### WORK TO DO
Scan the lines below; pull out those with "true".

### EXERCISE INPUTS
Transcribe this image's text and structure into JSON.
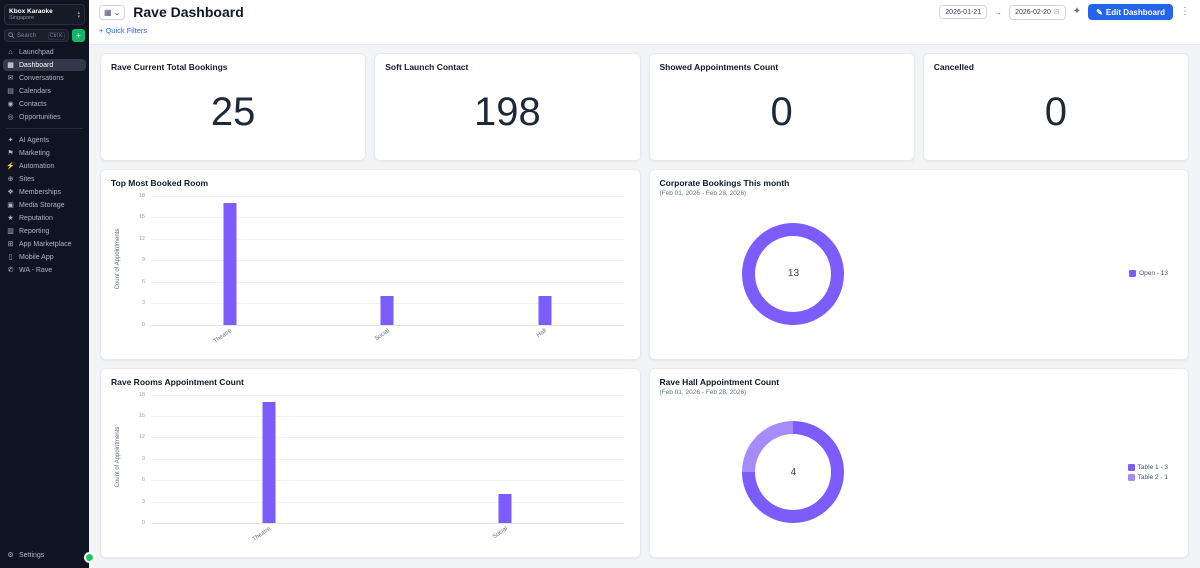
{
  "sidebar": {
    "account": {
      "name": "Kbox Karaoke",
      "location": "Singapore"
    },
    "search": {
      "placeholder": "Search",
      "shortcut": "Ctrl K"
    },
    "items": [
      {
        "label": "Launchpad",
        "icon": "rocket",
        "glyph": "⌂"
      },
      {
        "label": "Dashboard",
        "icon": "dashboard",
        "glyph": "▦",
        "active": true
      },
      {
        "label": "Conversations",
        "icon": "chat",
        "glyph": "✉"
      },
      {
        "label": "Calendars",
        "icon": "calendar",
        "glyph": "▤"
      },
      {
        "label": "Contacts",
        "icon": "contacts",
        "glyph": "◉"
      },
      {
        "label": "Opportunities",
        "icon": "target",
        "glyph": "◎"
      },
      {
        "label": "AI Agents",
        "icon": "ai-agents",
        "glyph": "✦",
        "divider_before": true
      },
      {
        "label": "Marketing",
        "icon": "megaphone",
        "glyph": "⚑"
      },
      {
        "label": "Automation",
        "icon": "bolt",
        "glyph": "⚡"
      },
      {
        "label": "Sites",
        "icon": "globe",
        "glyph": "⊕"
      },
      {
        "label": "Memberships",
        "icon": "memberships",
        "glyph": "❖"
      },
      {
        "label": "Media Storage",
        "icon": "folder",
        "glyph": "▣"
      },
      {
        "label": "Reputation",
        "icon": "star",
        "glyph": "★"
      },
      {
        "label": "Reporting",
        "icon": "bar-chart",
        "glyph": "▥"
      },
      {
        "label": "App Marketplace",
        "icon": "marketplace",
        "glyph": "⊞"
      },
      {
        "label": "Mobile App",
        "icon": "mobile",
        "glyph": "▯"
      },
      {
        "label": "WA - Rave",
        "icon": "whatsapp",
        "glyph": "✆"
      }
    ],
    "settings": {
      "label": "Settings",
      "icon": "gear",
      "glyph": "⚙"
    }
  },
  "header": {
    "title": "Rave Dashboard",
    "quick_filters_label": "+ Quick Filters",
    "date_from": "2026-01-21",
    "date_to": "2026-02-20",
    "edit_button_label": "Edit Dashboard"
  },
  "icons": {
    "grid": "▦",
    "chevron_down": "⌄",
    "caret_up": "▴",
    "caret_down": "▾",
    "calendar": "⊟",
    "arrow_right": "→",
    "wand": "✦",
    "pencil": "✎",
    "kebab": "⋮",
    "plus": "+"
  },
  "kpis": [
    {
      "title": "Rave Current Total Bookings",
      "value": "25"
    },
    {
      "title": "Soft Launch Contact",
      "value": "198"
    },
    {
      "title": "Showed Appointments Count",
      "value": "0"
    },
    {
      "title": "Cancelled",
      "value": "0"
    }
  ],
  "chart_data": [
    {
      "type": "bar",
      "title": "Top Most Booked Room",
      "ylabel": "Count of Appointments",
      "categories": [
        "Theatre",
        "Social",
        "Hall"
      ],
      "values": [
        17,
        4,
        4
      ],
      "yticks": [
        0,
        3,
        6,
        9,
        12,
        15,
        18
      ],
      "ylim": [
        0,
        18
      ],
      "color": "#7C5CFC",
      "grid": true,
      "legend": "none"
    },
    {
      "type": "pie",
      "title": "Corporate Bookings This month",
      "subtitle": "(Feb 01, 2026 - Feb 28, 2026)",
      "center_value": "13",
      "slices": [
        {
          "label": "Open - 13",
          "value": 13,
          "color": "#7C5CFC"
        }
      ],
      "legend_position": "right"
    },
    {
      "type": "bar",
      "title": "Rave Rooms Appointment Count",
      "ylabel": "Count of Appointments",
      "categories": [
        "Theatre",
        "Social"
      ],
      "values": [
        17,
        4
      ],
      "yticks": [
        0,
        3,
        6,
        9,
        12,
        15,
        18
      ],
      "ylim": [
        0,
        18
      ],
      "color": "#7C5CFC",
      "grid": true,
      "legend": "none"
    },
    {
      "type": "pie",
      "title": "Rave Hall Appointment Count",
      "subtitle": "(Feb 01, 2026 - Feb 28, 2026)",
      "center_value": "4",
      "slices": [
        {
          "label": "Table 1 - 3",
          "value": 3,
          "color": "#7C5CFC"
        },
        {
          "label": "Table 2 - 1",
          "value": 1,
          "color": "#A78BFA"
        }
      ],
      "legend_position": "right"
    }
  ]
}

--

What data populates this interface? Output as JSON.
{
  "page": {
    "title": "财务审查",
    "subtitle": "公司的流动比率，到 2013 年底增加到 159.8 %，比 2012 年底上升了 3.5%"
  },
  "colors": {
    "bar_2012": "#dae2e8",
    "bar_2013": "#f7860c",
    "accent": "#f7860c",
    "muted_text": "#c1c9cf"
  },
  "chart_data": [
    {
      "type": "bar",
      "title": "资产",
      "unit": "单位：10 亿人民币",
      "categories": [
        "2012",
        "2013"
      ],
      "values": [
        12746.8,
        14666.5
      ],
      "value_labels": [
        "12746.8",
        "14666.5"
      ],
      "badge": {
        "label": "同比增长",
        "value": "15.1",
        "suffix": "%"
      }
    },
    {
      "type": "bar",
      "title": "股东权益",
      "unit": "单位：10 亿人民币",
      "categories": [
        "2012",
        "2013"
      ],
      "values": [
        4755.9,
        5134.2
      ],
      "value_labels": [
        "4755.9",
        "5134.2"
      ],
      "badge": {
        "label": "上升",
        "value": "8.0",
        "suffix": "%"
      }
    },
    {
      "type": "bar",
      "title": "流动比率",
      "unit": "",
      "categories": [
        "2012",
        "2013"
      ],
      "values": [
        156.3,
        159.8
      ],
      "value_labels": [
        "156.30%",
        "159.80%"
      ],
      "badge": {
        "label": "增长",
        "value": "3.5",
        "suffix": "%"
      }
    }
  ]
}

### ANSWER TO THIS TASK
        "active": true
        "divider_before": true
      "grid": true,
      "grid": true,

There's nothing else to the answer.